- _STATED GOAL_: Could you transcribe every record below exactly as written, leaving out any pictures?
◇ ◇ ◇ ◇
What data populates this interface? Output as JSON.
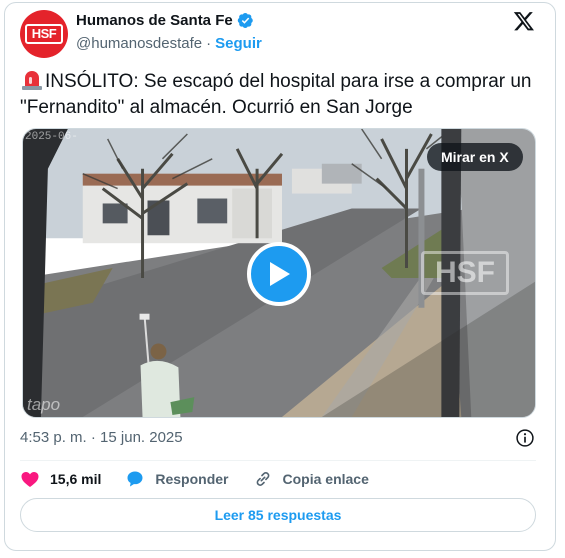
{
  "account": {
    "display_name": "Humanos de Santa Fe",
    "handle": "@humanosdestafe",
    "separator": "·",
    "follow_label": "Seguir",
    "avatar_text": "HSF",
    "verified": true,
    "verified_color": "#1d9bf0",
    "avatar_color": "#e4232b"
  },
  "tweet": {
    "leading_emoji": "rotating-light-icon",
    "text": "INSÓLITO: Se escapó del hospital para irse a comprar un \"Fernandito\" al almacén. Ocurrió en San Jorge"
  },
  "media": {
    "type": "video",
    "watch_on_x_label": "Mirar en X",
    "overlay_timestamp": "2025-06-",
    "watermark_text": "HSF",
    "camera_brand": "tapo"
  },
  "meta": {
    "time": "4:53 p. m.",
    "separator": "·",
    "date": "15 jun. 2025"
  },
  "actions": {
    "likes_count": "15,6 mil",
    "reply_label": "Responder",
    "copy_link_label": "Copia enlace",
    "like_color": "#f91880"
  },
  "footer": {
    "read_replies_label": "Leer 85 respuestas"
  },
  "colors": {
    "accent": "#1d9bf0",
    "text_primary": "#0f1419",
    "text_secondary": "#536471",
    "border": "#cfd9de"
  }
}
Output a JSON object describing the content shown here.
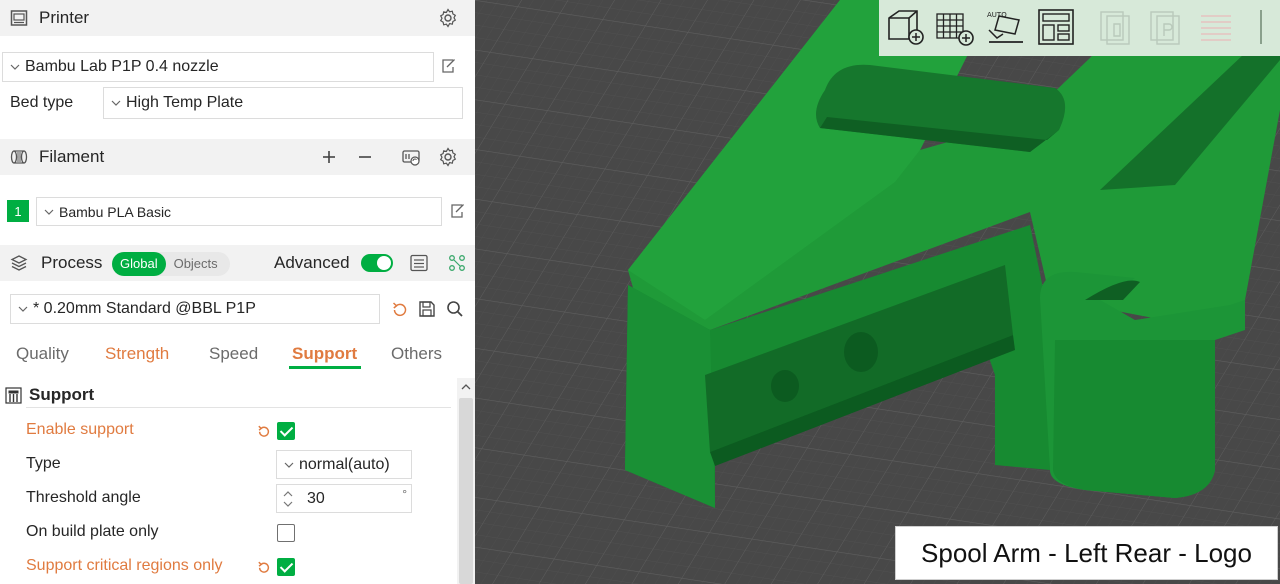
{
  "printer": {
    "section_title": "Printer",
    "preset": "Bambu Lab P1P 0.4 nozzle",
    "bed_type_label": "Bed type",
    "bed_type_value": "High Temp Plate"
  },
  "filament": {
    "section_title": "Filament",
    "slot_number": "1",
    "slot_color": "#00ae42",
    "preset": "Bambu PLA Basic"
  },
  "process": {
    "section_title": "Process",
    "scope_global": "Global",
    "scope_objects": "Objects",
    "advanced_label": "Advanced",
    "advanced_enabled": true,
    "preset": "* 0.20mm Standard @BBL P1P"
  },
  "tabs": [
    "Quality",
    "Strength",
    "Speed",
    "Support",
    "Others"
  ],
  "active_tab": "Support",
  "support": {
    "group_title": "Support",
    "enable_label": "Enable support",
    "enable_checked": true,
    "type_label": "Type",
    "type_value": "normal(auto)",
    "threshold_label": "Threshold angle",
    "threshold_value": "30",
    "threshold_unit": "°",
    "build_plate_label": "On build plate only",
    "build_plate_checked": false,
    "critical_label": "Support critical regions only",
    "critical_checked": true
  },
  "viewport": {
    "caption": "Spool Arm - Left Rear - Logo",
    "model_color": "#1f8f35",
    "toolbar_icons": [
      "add-cube-icon",
      "add-plate-icon",
      "auto-orient-icon",
      "arrange-icon",
      "copy-plate-icon",
      "paste-plate-icon",
      "slice-lines-icon"
    ]
  },
  "colors": {
    "accent": "#00ae42",
    "modified_text": "#e07b40"
  }
}
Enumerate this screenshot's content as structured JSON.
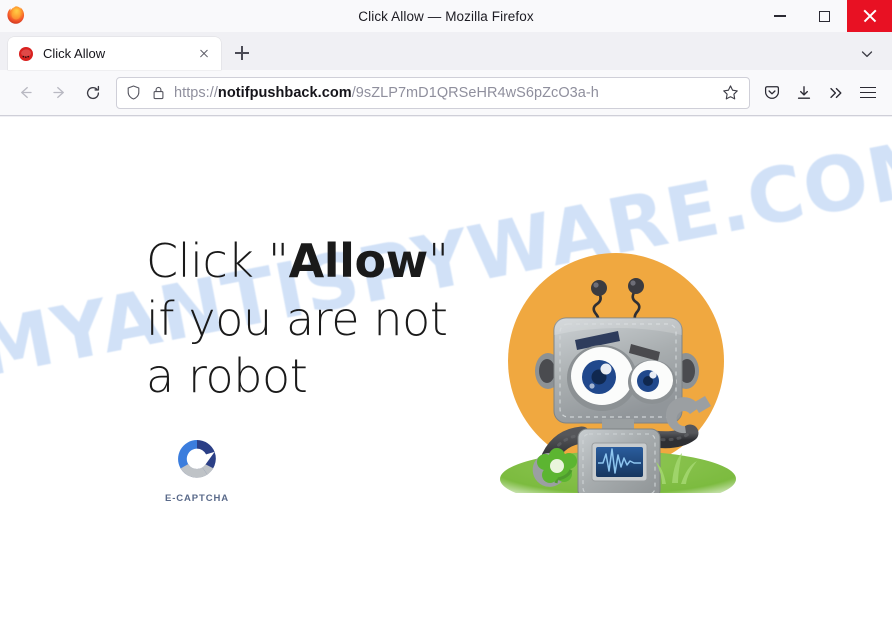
{
  "window": {
    "title": "Click Allow — Mozilla Firefox",
    "minimize_label": "Minimize",
    "maximize_label": "Maximize",
    "close_label": "Close",
    "close_button_color": "#e81123"
  },
  "tabs": {
    "items": [
      {
        "label": "Click Allow",
        "favicon": "red-circle-favicon",
        "close_label": "Close tab"
      }
    ],
    "new_tab_label": "New tab",
    "list_all_tabs_label": "List all tabs"
  },
  "navbar": {
    "back_label": "Go back one page",
    "forward_label": "Go forward one page",
    "reload_label": "Reload current page",
    "shield_label": "Enhanced Tracking Protection",
    "lock_label": "Connection secure",
    "url_scheme": "https://",
    "url_domain": "notifpushback.com",
    "url_path": "/9sZLP7mD1QRSeHR4wS6pZcO3a-h",
    "url_full": "https://notifpushback.com/9sZLP7mD1QRSeHR4wS6pZcO3a-h",
    "bookmark_label": "Bookmark this page",
    "pocket_label": "Save to Pocket",
    "downloads_label": "Downloads",
    "overflow_label": "More tools",
    "menu_label": "Open application menu"
  },
  "page": {
    "watermark": "MYANTISPYWARE.COM",
    "watermark_color": "#cfe0f7",
    "headline_prefix": "Click \"",
    "headline_emphasis": "Allow",
    "headline_suffix": "\" if you are not a robot",
    "headline_full": "Click \"Allow\" if you are not a robot",
    "captcha": {
      "logo_name": "e-captcha-c-logo",
      "label": "E-CAPTCHA",
      "colors": {
        "blue": "#3b7ddd",
        "navy": "#2b3f86",
        "gray": "#bfc3c7"
      }
    },
    "illustration": {
      "name": "cartoon-robot-illustration",
      "background_circle_color": "#f0a840",
      "grass_color": "#7cbb3f",
      "body_color": "#a8acae",
      "screen_color": "#1f4e86",
      "eye_iris_color": "#20488c"
    }
  }
}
◇ ◇ ◇ ◇
- _WRITTEN RESPONSE_:
What data populates this interface? Output as JSON.
{
  "account": {
    "display_name": "Humanos de Santa Fe",
    "handle": "@humanosdestafe",
    "separator": "·",
    "follow_label": "Seguir",
    "avatar_text": "HSF",
    "verified": true,
    "verified_color": "#1d9bf0",
    "avatar_color": "#e4232b"
  },
  "tweet": {
    "leading_emoji": "rotating-light-icon",
    "text": "INSÓLITO: Se escapó del hospital para irse a comprar un \"Fernandito\" al almacén. Ocurrió en San Jorge"
  },
  "media": {
    "type": "video",
    "watch_on_x_label": "Mirar en X",
    "overlay_timestamp": "2025-06-",
    "watermark_text": "HSF",
    "camera_brand": "tapo"
  },
  "meta": {
    "time": "4:53 p. m.",
    "separator": "·",
    "date": "15 jun. 2025"
  },
  "actions": {
    "likes_count": "15,6 mil",
    "reply_label": "Responder",
    "copy_link_label": "Copia enlace",
    "like_color": "#f91880"
  },
  "footer": {
    "read_replies_label": "Leer 85 respuestas"
  },
  "colors": {
    "accent": "#1d9bf0",
    "text_primary": "#0f1419",
    "text_secondary": "#536471",
    "border": "#cfd9de"
  }
}
Output a JSON object describing the content shown here.
{
  "printer": {
    "section_title": "Printer",
    "preset": "Bambu Lab P1P 0.4 nozzle",
    "bed_type_label": "Bed type",
    "bed_type_value": "High Temp Plate"
  },
  "filament": {
    "section_title": "Filament",
    "slot_number": "1",
    "slot_color": "#00ae42",
    "preset": "Bambu PLA Basic"
  },
  "process": {
    "section_title": "Process",
    "scope_global": "Global",
    "scope_objects": "Objects",
    "advanced_label": "Advanced",
    "advanced_enabled": true,
    "preset": "* 0.20mm Standard @BBL P1P"
  },
  "tabs": [
    "Quality",
    "Strength",
    "Speed",
    "Support",
    "Others"
  ],
  "active_tab": "Support",
  "support": {
    "group_title": "Support",
    "enable_label": "Enable support",
    "enable_checked": true,
    "type_label": "Type",
    "type_value": "normal(auto)",
    "threshold_label": "Threshold angle",
    "threshold_value": "30",
    "threshold_unit": "°",
    "build_plate_label": "On build plate only",
    "build_plate_checked": false,
    "critical_label": "Support critical regions only",
    "critical_checked": true
  },
  "viewport": {
    "caption": "Spool Arm - Left Rear - Logo",
    "model_color": "#1f8f35",
    "toolbar_icons": [
      "add-cube-icon",
      "add-plate-icon",
      "auto-orient-icon",
      "arrange-icon",
      "copy-plate-icon",
      "paste-plate-icon",
      "slice-lines-icon"
    ]
  },
  "colors": {
    "accent": "#00ae42",
    "modified_text": "#e07b40"
  }
}
Enumerate this screenshot's content as structured JSON.
{
  "window": {
    "title": "Click Allow — Mozilla Firefox",
    "minimize_label": "Minimize",
    "maximize_label": "Maximize",
    "close_label": "Close",
    "close_button_color": "#e81123"
  },
  "tabs": {
    "items": [
      {
        "label": "Click Allow",
        "favicon": "red-circle-favicon",
        "close_label": "Close tab"
      }
    ],
    "new_tab_label": "New tab",
    "list_all_tabs_label": "List all tabs"
  },
  "navbar": {
    "back_label": "Go back one page",
    "forward_label": "Go forward one page",
    "reload_label": "Reload current page",
    "shield_label": "Enhanced Tracking Protection",
    "lock_label": "Connection secure",
    "url_scheme": "https://",
    "url_domain": "notifpushback.com",
    "url_path": "/9sZLP7mD1QRSeHR4wS6pZcO3a-h",
    "url_full": "https://notifpushback.com/9sZLP7mD1QRSeHR4wS6pZcO3a-h",
    "bookmark_label": "Bookmark this page",
    "pocket_label": "Save to Pocket",
    "downloads_label": "Downloads",
    "overflow_label": "More tools",
    "menu_label": "Open application menu"
  },
  "page": {
    "watermark": "MYANTISPYWARE.COM",
    "watermark_color": "#cfe0f7",
    "headline_prefix": "Click \"",
    "headline_emphasis": "Allow",
    "headline_suffix": "\" if you are not a robot",
    "headline_full": "Click \"Allow\" if you are not a robot",
    "captcha": {
      "logo_name": "e-captcha-c-logo",
      "label": "E-CAPTCHA",
      "colors": {
        "blue": "#3b7ddd",
        "navy": "#2b3f86",
        "gray": "#bfc3c7"
      }
    },
    "illustration": {
      "name": "cartoon-robot-illustration",
      "background_circle_color": "#f0a840",
      "grass_color": "#7cbb3f",
      "body_color": "#a8acae",
      "screen_color": "#1f4e86",
      "eye_iris_color": "#20488c"
    }
  }
}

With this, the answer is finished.